WHAT THE TASK REQUIRES: Below is a block of records; reproduce all of them exactly and leave out any pictures.

SUPPLIED INFORMATION:

_ _ _ _ _ _ _

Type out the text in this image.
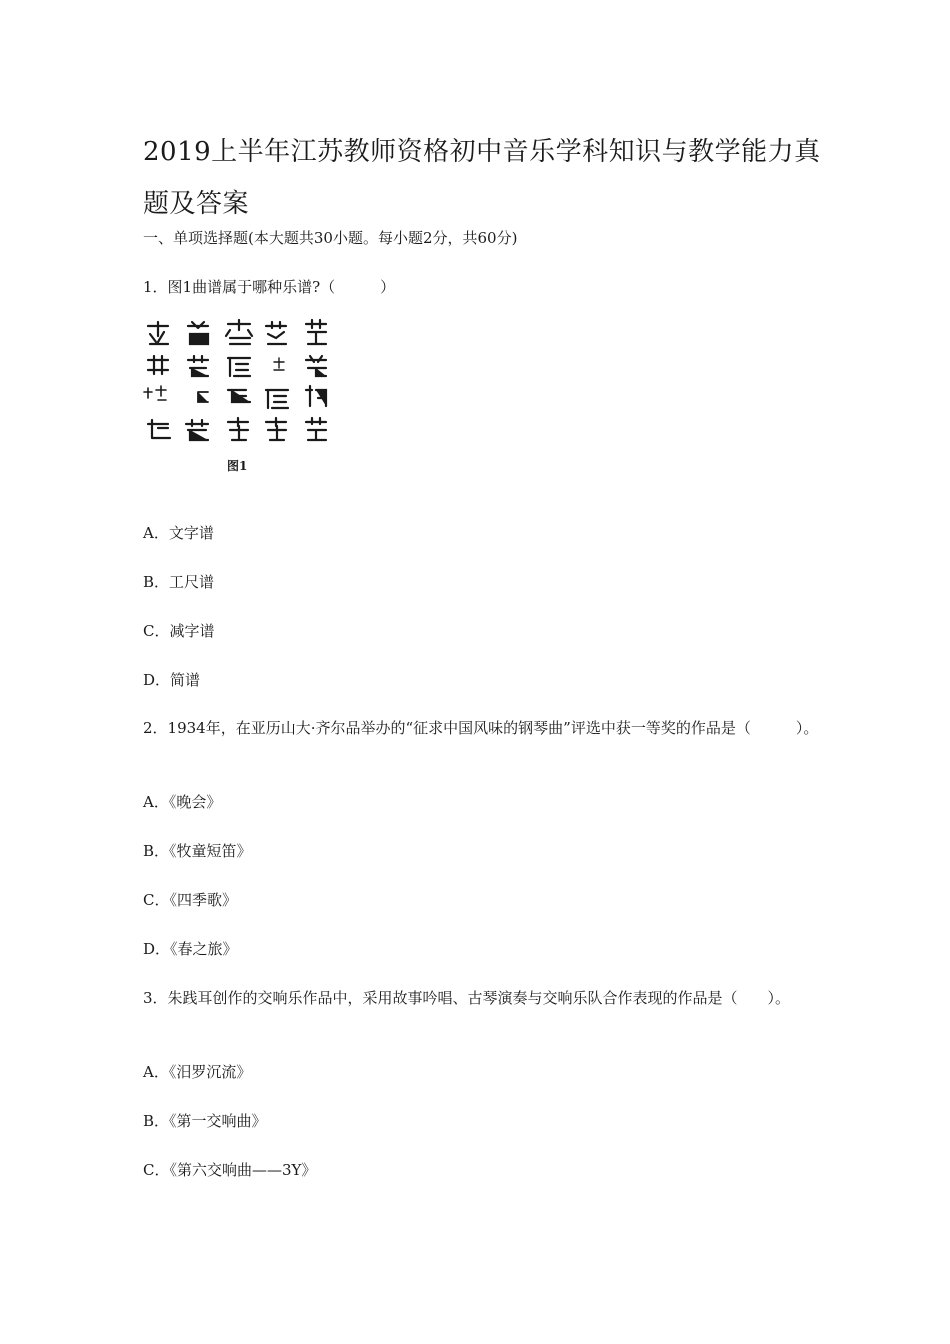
2019上半年江苏教师资格初中音乐学科知识与教学能力真题及答案
一、单项选择题(本大题共30小题。每小题2分，共60分)
1．图1曲谱属于哪种乐谱?（　　　）
图1
A．文字谱
B．工尺谱
C．减字谱
D．简谱
2．1934年，在亚历山大·齐尔品举办的“征求中国风味的钢琴曲”评选中获一等奖的作品是（　　　）。
A．《晚会》
B．《牧童短笛》
C．《四季歌》
D．《春之旅》
3．朱践耳创作的交响乐作品中，采用故事吟唱、古琴演奏与交响乐队合作表现的作品是（　　）。
A．《汨罗沉流》
B．《第一交响曲》
C．《第六交响曲——3Y》
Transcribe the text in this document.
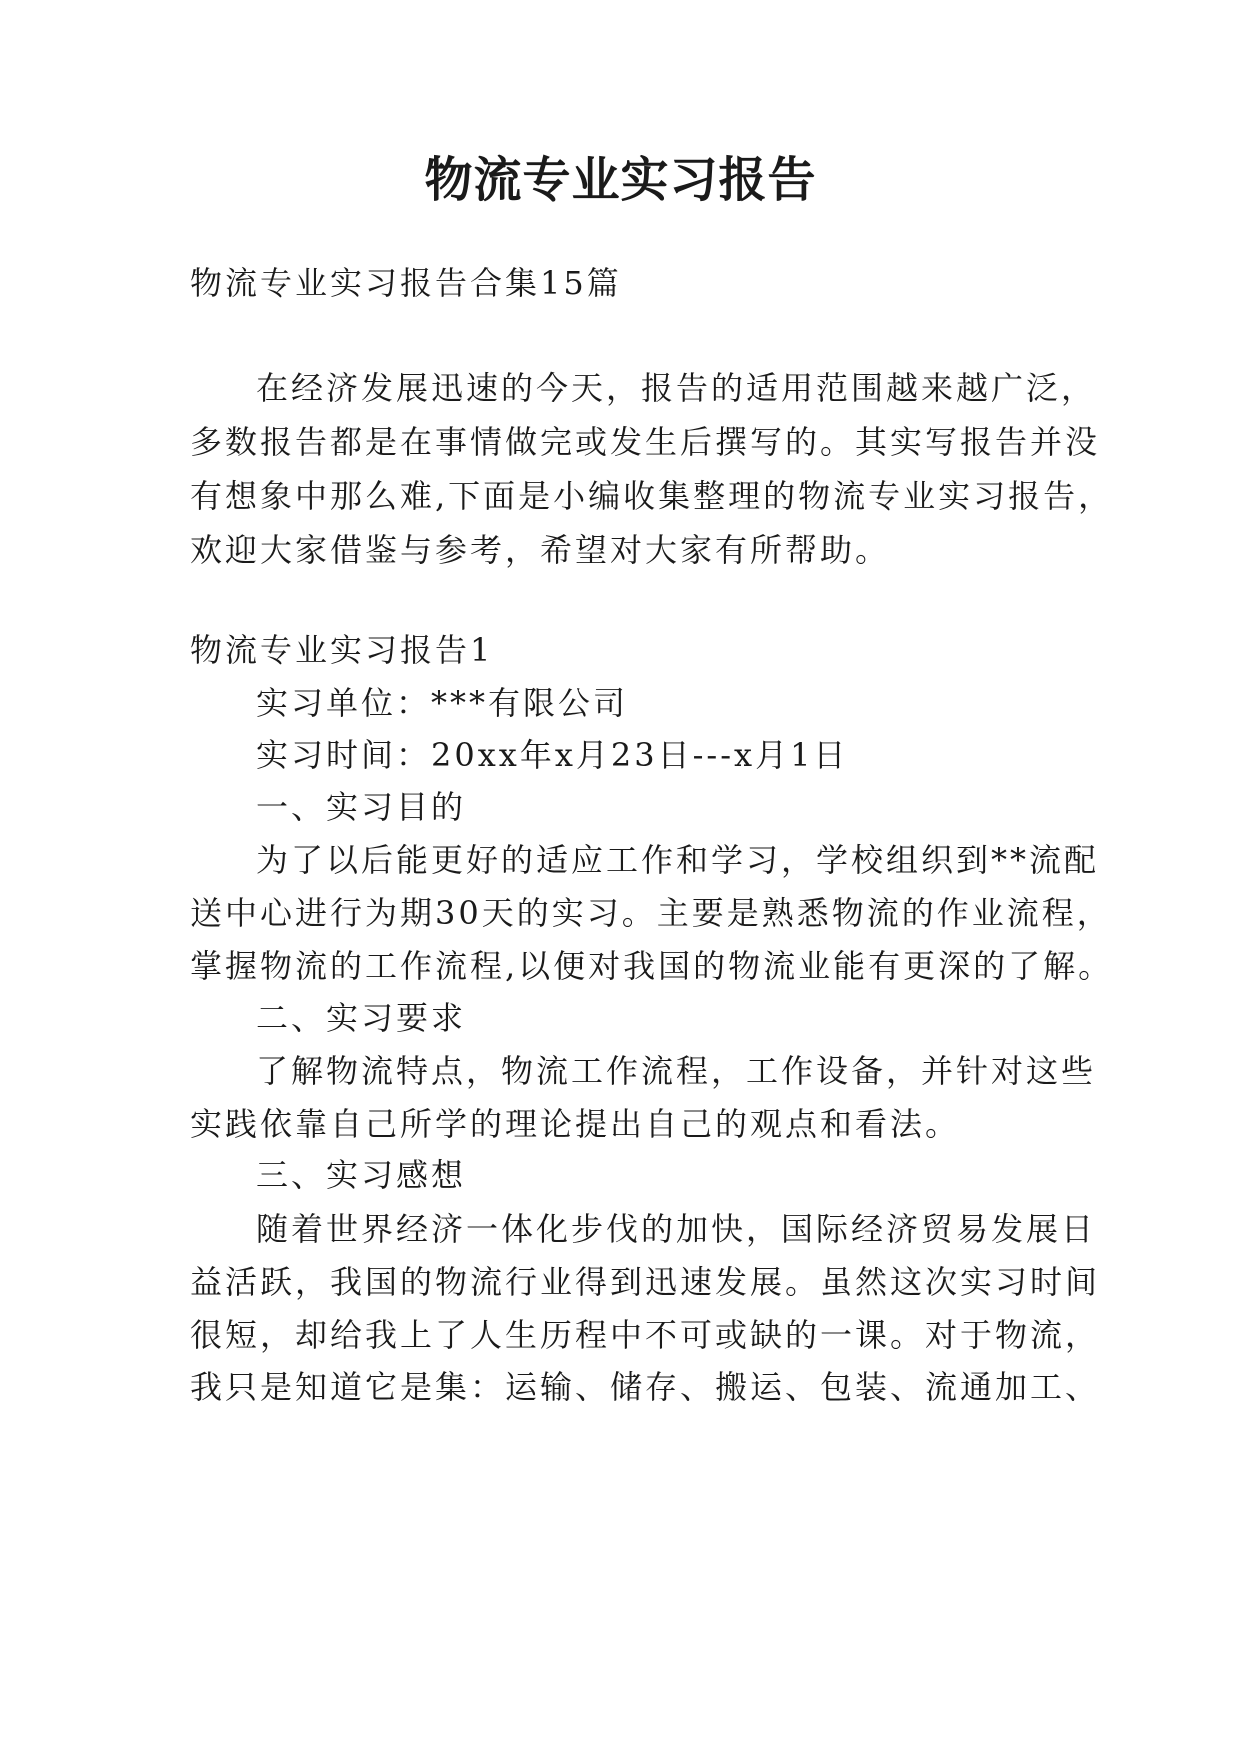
物流专业实习报告
物流专业实习报告合集15篇
在经济发展迅速的今天，报告的适用范围越来越广泛，
多数报告都是在事情做完或发生后撰写的。其实写报告并没
有想象中那么难,下面是小编收集整理的物流专业实习报告，
欢迎大家借鉴与参考，希望对大家有所帮助。
物流专业实习报告1
实习单位：***有限公司
实习时间：20xx年x月23日---x月1日
一、实习目的
为了以后能更好的适应工作和学习，学校组织到**流配
送中心进行为期30天的实习。主要是熟悉物流的作业流程，
掌握物流的工作流程,以便对我国的物流业能有更深的了解。
二、实习要求
了解物流特点，物流工作流程，工作设备，并针对这些
实践依靠自己所学的理论提出自己的观点和看法。
三、实习感想
随着世界经济一体化步伐的加快，国际经济贸易发展日
益活跃，我国的物流行业得到迅速发展。虽然这次实习时间
很短，却给我上了人生历程中不可或缺的一课。对于物流，
我只是知道它是集：运输、储存、搬运、包装、流通加工、
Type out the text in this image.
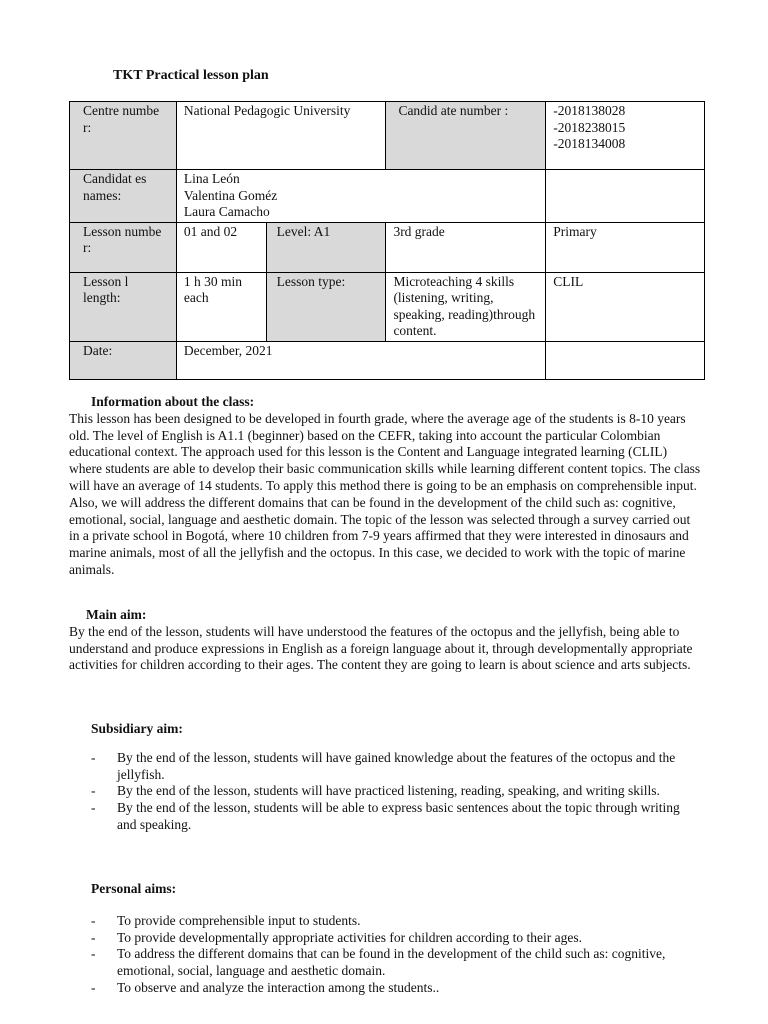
TKT Practical lesson plan
Centre numbe r:	National Pedagogic University		Candid ate number :	-2018138028
-2018238015
-2018134008

Candidat es names:	Lina León
Valentina Goméz
Laura Camacho			

Lesson numbe r:	01 and 02	Level: A1	3rd grade	Primary
Lesson l length:	1 h 30 min each	Lesson type:	Microteaching 4 skills (listening, writing, speaking, reading)through content.	CLIL
Date:	December, 2021			
Information about the class:

This lesson has been designed to be developed in fourth grade, where the average age of the students is 8-10 years old. The level of English is A1.1 (beginner) based on the CEFR, taking into account the particular Colombian educational context. The approach used for this lesson is the Content and Language integrated learning (CLIL) where students are able to develop their basic communication skills while learning different content topics. The class will have an average of 14 students. To apply this method there is going to be an emphasis on comprehensible input. Also, we will address the different domains that can be found in the development of the child such as: cognitive, emotional, social, language and aesthetic domain. The topic of the lesson was selected through a survey carried out in a private school in Bogotá, where 10 children from 7-9 years affirmed that they were interested in dinosaurs and marine animals, most of all the jellyfish and the octopus. In this case, we decided to work with the topic of marine animals.

Main aim:

By the end of the lesson, students will have understood the features of the octopus and the jellyfish, being able to understand and produce expressions in English as a foreign language about it, through developmentally appropriate activities for children according to their ages. The content they are going to learn is about science and arts subjects.

Subsidiary aim:
- By the end of the lesson, students will have gained knowledge about the features of the octopus and the jellyfish.
- By the end of the lesson, students will have practiced listening, reading, speaking, and writing skills.
- By the end of the lesson, students will be able to express basic sentences about the topic through writing and speaking.
Personal aims:
- To provide comprehensible input to students.
- To provide developmentally appropriate activities for children according to their ages.
- To address the different domains that can be found in the development of the child such as: cognitive, emotional, social, language and aesthetic domain.
- To observe and analyze the interaction among the students..
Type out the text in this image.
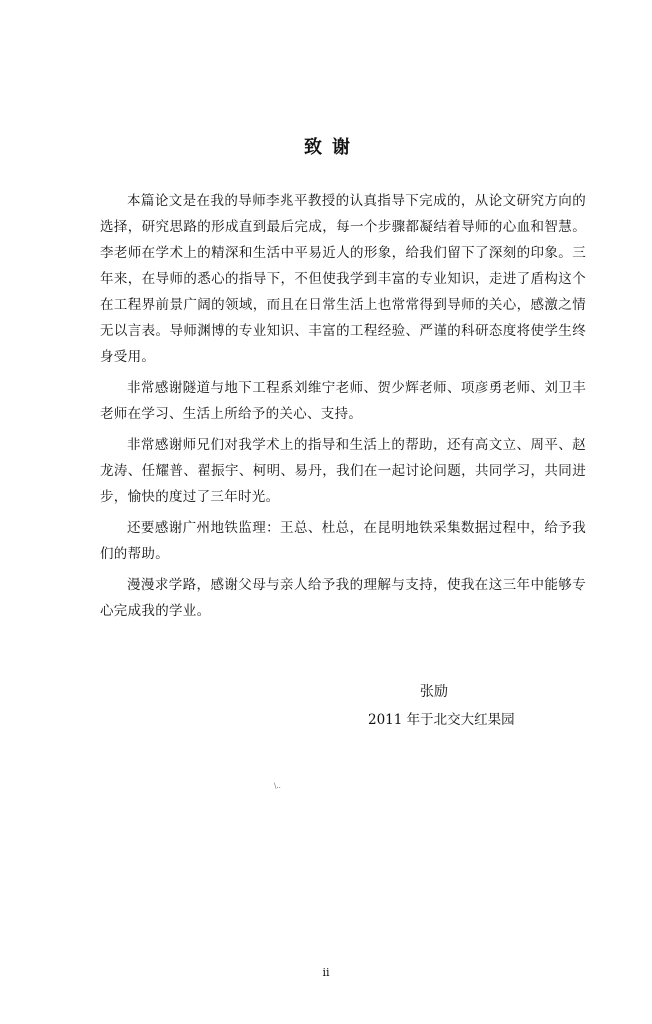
致谢

本篇论文是在我的导师李兆平教授的认真指导下完成的，从论文研究方向的选择，研究思路的形成直到最后完成，每一个步骤都凝结着导师的心血和智慧。李老师在学术上的精深和生活中平易近人的形象，给我们留下了深刻的印象。三年来，在导师的悉心的指导下，不但使我学到丰富的专业知识，走进了盾构这个在工程界前景广阔的领域，而且在日常生活上也常常得到导师的关心，感激之情无以言表。导师渊博的专业知识、丰富的工程经验、严谨的科研态度将使学生终身受用。

非常感谢隧道与地下工程系刘维宁老师、贺少辉老师、项彦勇老师、刘卫丰老师在学习、生活上所给予的关心、支持。

非常感谢师兄们对我学术上的指导和生活上的帮助，还有高文立、周平、赵龙涛、任耀普、翟振宇、柯明、易丹，我们在一起讨论问题，共同学习，共同进步，愉快的度过了三年时光。

还要感谢广州地铁监理：王总、杜总，在昆明地铁采集数据过程中，给予我们的帮助。

漫漫求学路，感谢父母与亲人给予我的理解与支持，使我在这三年中能够专心完成我的学业。

张励
2011 年于北交大红果园
\..
ii
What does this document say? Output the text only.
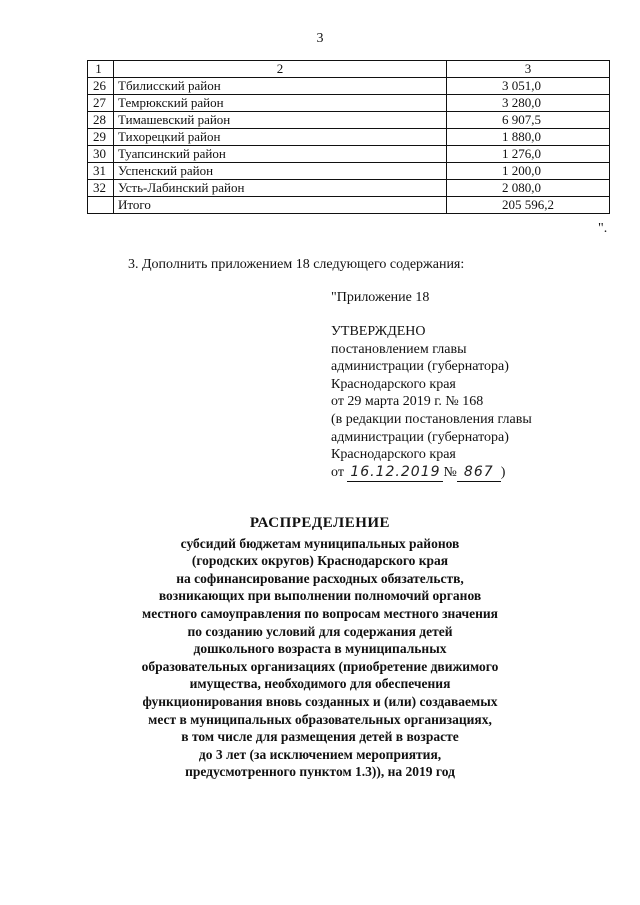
3
1	2	3
26	Тбилисский район	3 051,0
27	Темрюкский район	3 280,0
28	Тимашевский район	6 907,5
29	Тихорецкий район	1 880,0
30	Туапсинский район	1 276,0
31	Успенский район	1 200,0
32	Усть-Лабинский район	2 080,0
	Итого	205 596,2
".
3. Дополнить приложением 18 следующего содержания:
"Приложение 18
УТВЕРЖДЕНО
постановлением главы
администрации (губернатора)
Краснодарского края
от 29 марта 2019 г. № 168
(в редакции постановления главы
администрации (губернатора)
Краснодарского края
от 16.12.2019 № 867 )
РАСПРЕДЕЛЕНИЕ
субсидий бюджетам муниципальных районов
(городских округов) Краснодарского края
на софинансирование расходных обязательств,
возникающих при выполнении полномочий органов
местного самоуправления по вопросам местного значения
по созданию условий для содержания детей
дошкольного возраста в муниципальных
образовательных организациях (приобретение движимого
имущества, необходимого для обеспечения
функционирования вновь созданных и (или) создаваемых
мест в муниципальных образовательных организациях,
в том числе для размещения детей в возрасте
до 3 лет (за исключением мероприятия,
предусмотренного пунктом 1.3)), на 2019 год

_ _ _ _ _ _ _

FULL OUTPUT:
Type out the text in this image.
2019上半年江苏教师资格初中音乐学科知识与教学能力真题及答案
一、单项选择题(本大题共30小题。每小题2分，共60分)
1．图1曲谱属于哪种乐谱?（　　　）
图1
A．文字谱
B．工尺谱
C．减字谱
D．简谱
2．1934年，在亚历山大·齐尔品举办的“征求中国风味的钢琴曲”评选中获一等奖的作品是（　　　）。
A．《晚会》
B．《牧童短笛》
C．《四季歌》
D．《春之旅》
3．朱践耳创作的交响乐作品中，采用故事吟唱、古琴演奏与交响乐队合作表现的作品是（　　）。
A．《汨罗沉流》
B．《第一交响曲》
C．《第六交响曲——3Y》
Transcribe the text in this document.
物流专业实习报告
物流专业实习报告合集15篇
在经济发展迅速的今天，报告的适用范围越来越广泛，
多数报告都是在事情做完或发生后撰写的。其实写报告并没
有想象中那么难,下面是小编收集整理的物流专业实习报告，
欢迎大家借鉴与参考，希望对大家有所帮助。
物流专业实习报告1
实习单位：***有限公司
实习时间：20xx年x月23日---x月1日
一、实习目的
为了以后能更好的适应工作和学习，学校组织到**流配
送中心进行为期30天的实习。主要是熟悉物流的作业流程，
掌握物流的工作流程,以便对我国的物流业能有更深的了解。
二、实习要求
了解物流特点，物流工作流程，工作设备，并针对这些
实践依靠自己所学的理论提出自己的观点和看法。
三、实习感想
随着世界经济一体化步伐的加快，国际经济贸易发展日
益活跃，我国的物流行业得到迅速发展。虽然这次实习时间
很短，却给我上了人生历程中不可或缺的一课。对于物流，
我只是知道它是集：运输、储存、搬运、包装、流通加工、
Type out the text in this image.
TKT Practical lesson plan
Centre numbe r:	National Pedagogic University		Candid ate number :	-2018138028
-2018238015
-2018134008

Candidat es names:	Lina León
Valentina Goméz
Laura Camacho			

Lesson numbe r:	01 and 02	Level: A1	3rd grade	Primary
Lesson l length:	1 h 30 min each	Lesson type:	Microteaching 4 skills (listening, writing, speaking, reading)through content.	CLIL
Date:	December, 2021			
Information about the class:

This lesson has been designed to be developed in fourth grade, where the average age of the students is 8-10 years old. The level of English is A1.1 (beginner) based on the CEFR, taking into account the particular Colombian educational context. The approach used for this lesson is the Content and Language integrated learning (CLIL) where students are able to develop their basic communication skills while learning different content topics. The class will have an average of 14 students. To apply this method there is going to be an emphasis on comprehensible input. Also, we will address the different domains that can be found in the development of the child such as: cognitive, emotional, social, language and aesthetic domain. The topic of the lesson was selected through a survey carried out in a private school in Bogotá, where 10 children from 7-9 years affirmed that they were interested in dinosaurs and marine animals, most of all the jellyfish and the octopus. In this case, we decided to work with the topic of marine animals.

Main aim:

By the end of the lesson, students will have understood the features of the octopus and the jellyfish, being able to understand and produce expressions in English as a foreign language about it, through developmentally appropriate activities for children according to their ages. The content they are going to learn is about science and arts subjects.

Subsidiary aim:
- By the end of the lesson, students will have gained knowledge about the features of the octopus and the jellyfish.
- By the end of the lesson, students will have practiced listening, reading, speaking, and writing skills.
- By the end of the lesson, students will be able to express basic sentences about the topic through writing and speaking.
Personal aims:
- To provide comprehensible input to students.
- To provide developmentally appropriate activities for children according to their ages.
- To address the different domains that can be found in the development of the child such as: cognitive, emotional, social, language and aesthetic domain.
- To observe and analyze the interaction among the students..
Type out the text in this image.
致谢

本篇论文是在我的导师李兆平教授的认真指导下完成的，从论文研究方向的选择，研究思路的形成直到最后完成，每一个步骤都凝结着导师的心血和智慧。李老师在学术上的精深和生活中平易近人的形象，给我们留下了深刻的印象。三年来，在导师的悉心的指导下，不但使我学到丰富的专业知识，走进了盾构这个在工程界前景广阔的领域，而且在日常生活上也常常得到导师的关心，感激之情无以言表。导师渊博的专业知识、丰富的工程经验、严谨的科研态度将使学生终身受用。

非常感谢隧道与地下工程系刘维宁老师、贺少辉老师、项彦勇老师、刘卫丰老师在学习、生活上所给予的关心、支持。

非常感谢师兄们对我学术上的指导和生活上的帮助，还有高文立、周平、赵龙涛、任耀普、翟振宇、柯明、易丹，我们在一起讨论问题，共同学习，共同进步，愉快的度过了三年时光。

还要感谢广州地铁监理：王总、杜总，在昆明地铁采集数据过程中，给予我们的帮助。

漫漫求学路，感谢父母与亲人给予我的理解与支持，使我在这三年中能够专心完成我的学业。

张励
2011 年于北交大红果园
\..
ii
What does this document say? Output the text only.
3
1	2	3
26	Тбилисский район	3 051,0
27	Темрюкский район	3 280,0
28	Тимашевский район	6 907,5
29	Тихорецкий район	1 880,0
30	Туапсинский район	1 276,0
31	Успенский район	1 200,0
32	Усть-Лабинский район	2 080,0
	Итого	205 596,2
".
3. Дополнить приложением 18 следующего содержания:
"Приложение 18
УТВЕРЖДЕНО
постановлением главы
администрации (губернатора)
Краснодарского края
от 29 марта 2019 г. № 168
(в редакции постановления главы
администрации (губернатора)
Краснодарского края
от 16.12.2019 № 867 )
РАСПРЕДЕЛЕНИЕ
субсидий бюджетам муниципальных районов
(городских округов) Краснодарского края
на софинансирование расходных обязательств,
возникающих при выполнении полномочий органов
местного самоуправления по вопросам местного значения
по созданию условий для содержания детей
дошкольного возраста в муниципальных
образовательных организациях (приобретение движимого
имущества, необходимого для обеспечения
функционирования вновь созданных и (или) создаваемых
мест в муниципальных образовательных организациях,
в том числе для размещения детей в возрасте
до 3 лет (за исключением мероприятия,
предусмотренного пунктом 1.3)), на 2019 год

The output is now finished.